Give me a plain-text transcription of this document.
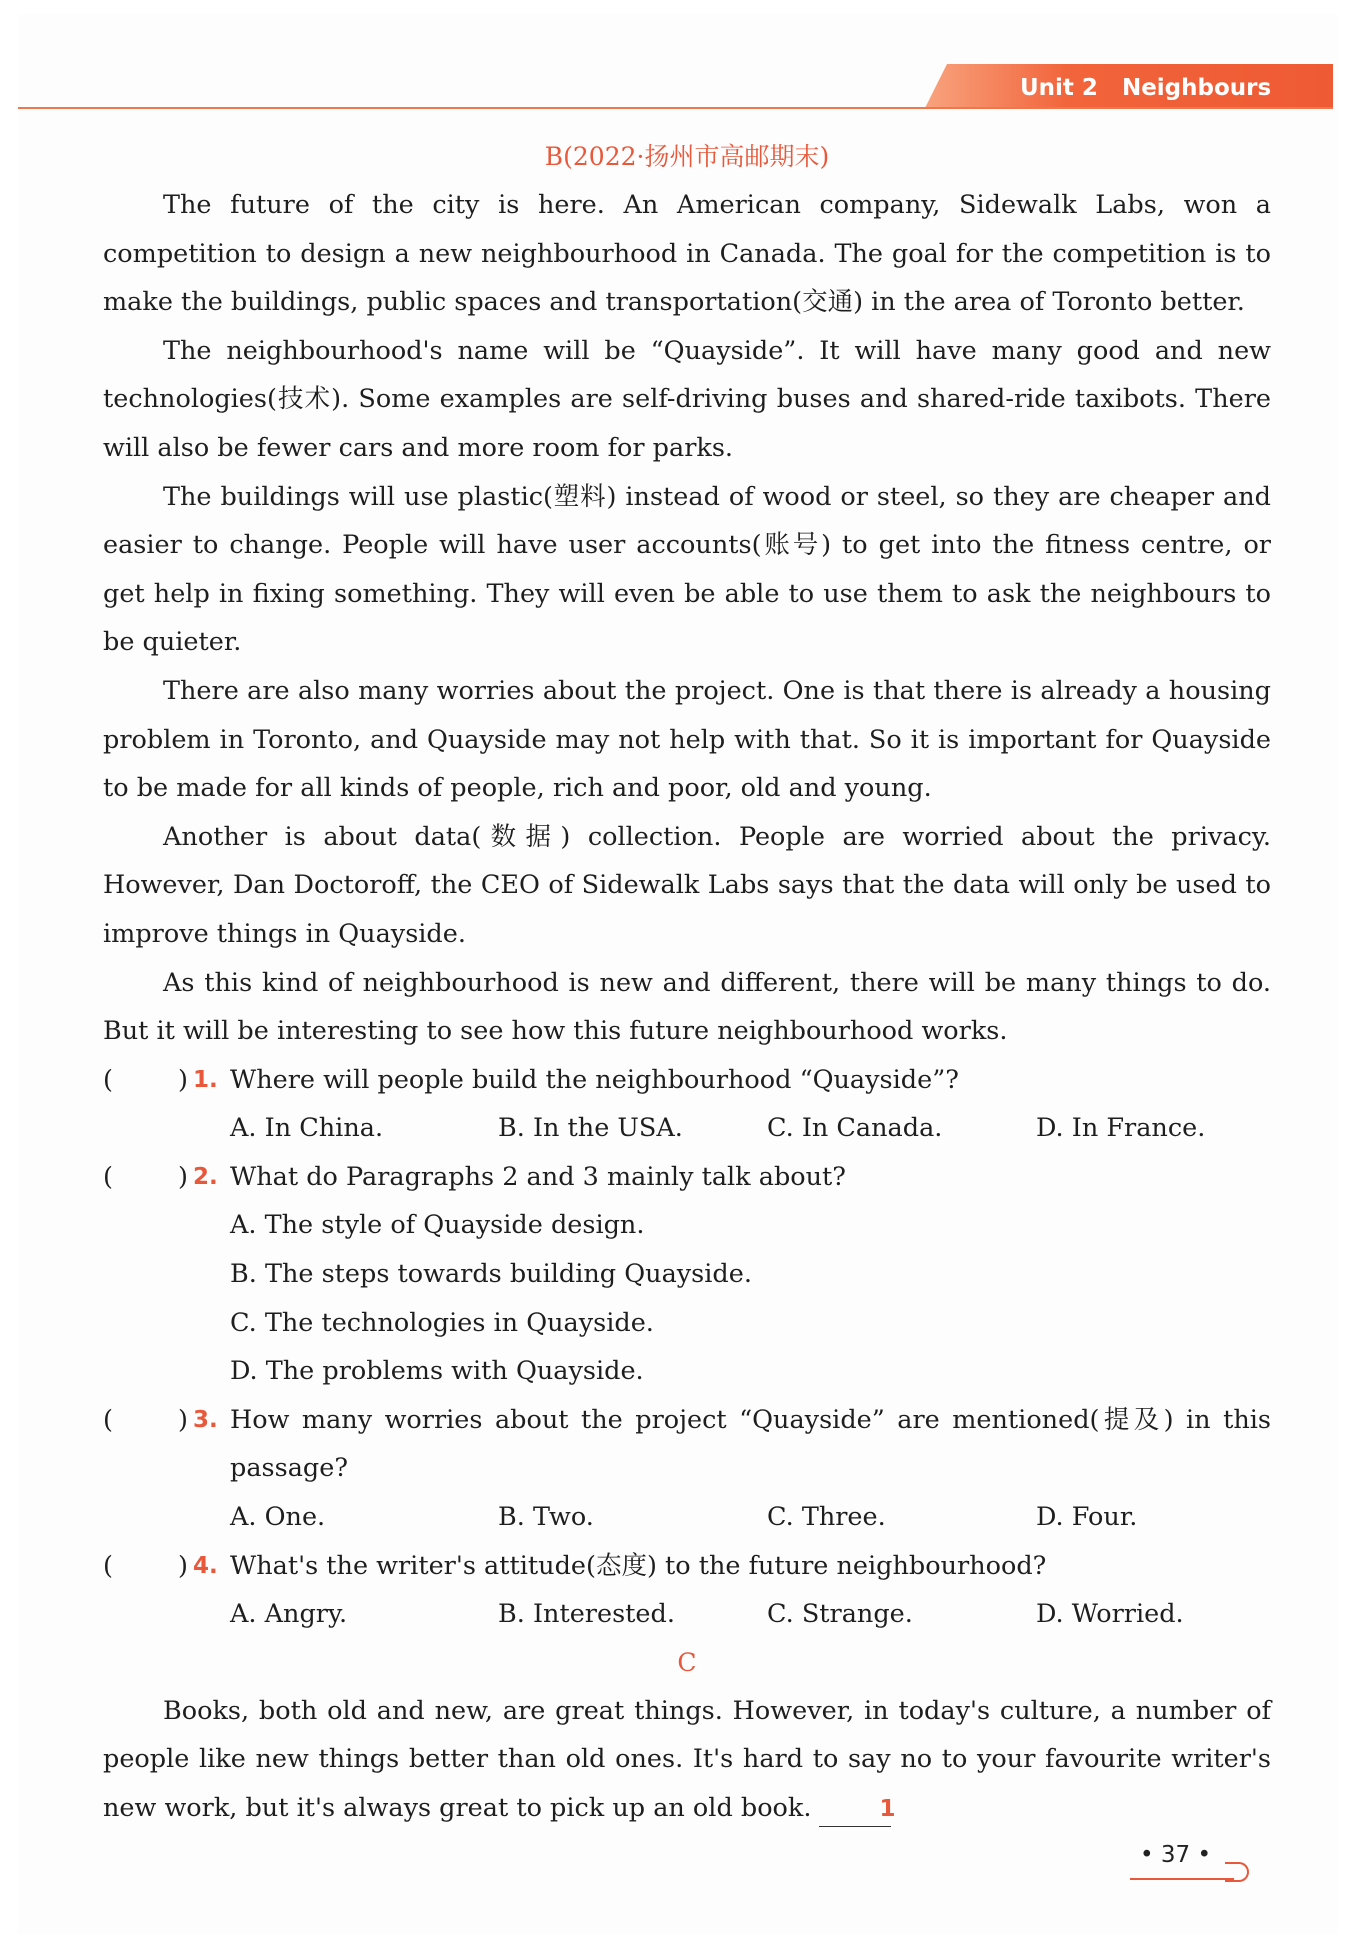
Unit 2 Neighbours
B(2022·扬州市高邮期末)

The future of the city is here. An American company, Sidewalk Labs, won a competition to design a new neighbourhood in Canada. The goal for the competition is to make the buildings, public spaces and transportation(交通) in the area of Toronto better.

The neighbourhood's name will be “Quayside”. It will have many good and new technologies(技术). Some examples are self-driving buses and shared-ride taxibots. There will also be fewer cars and more room for parks.

The buildings will use plastic(塑料) instead of wood or steel, so they are cheaper and easier to change. People will have user accounts(账号) to get into the fitness centre, or get help in fixing something. They will even be able to use them to ask the neighbours to be quieter.

There are also many worries about the project. One is that there is already a housing problem in Toronto, and Quayside may not help with that. So it is important for Quayside to be made for all kinds of people, rich and poor, old and young.

Another is about data(数据) collection. People are worried about the privacy. However, Dan Doctoroff, the CEO of Sidewalk Labs says that the data will only be used to improve things in Quayside.

As this kind of neighbourhood is new and different, there will be many things to do. But it will be interesting to see how this future neighbourhood works.

(	) 1. Where will people build the neighbourhood “Quayside”?
A. In China.	B. In the USA.	C. In Canada.	D. In France.
(	) 2. What do Paragraphs 2 and 3 mainly talk about?
A. The style of Quayside design.
B. The steps towards building Quayside.
C. The technologies in Quayside.
D. The problems with Quayside.
(	) 3. How many worries about the project “Quayside” are mentioned(提及) in this passage?
A. One.	B. Two.	C. Three.	D. Four.
(	) 4. What's the writer's attitude(态度) to the future neighbourhood?
A. Angry.	B. Interested.	C. Strange.	D. Worried.
C

Books, both old and new, are great things. However, in today's culture, a number of people like new things better than old ones. It's hard to say no to your favourite writer's new work, but it's always great to pick up an old book.	1

• 37 •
########################################
Report all lines of the data that include the word "many".

The neighbourhood's name will be “Quayside”. It will have many good and new technologies(技术). Some examples are self-driving buses and shared-ride taxibots. There will also be fewer cars and more room for parks.
There are also many worries about the project. One is that there is already a housing problem in Toronto, and Quayside may not help with that. So it is important for Quayside to be made for all kinds of people, rich and poor, old and young.
As this kind of neighbourhood is new and different, there will be many things to do. But it will be interesting to see how this future neighbourhood works.
(	) 3. How many worries about the project “Quayside” are mentioned(提及) in this passage?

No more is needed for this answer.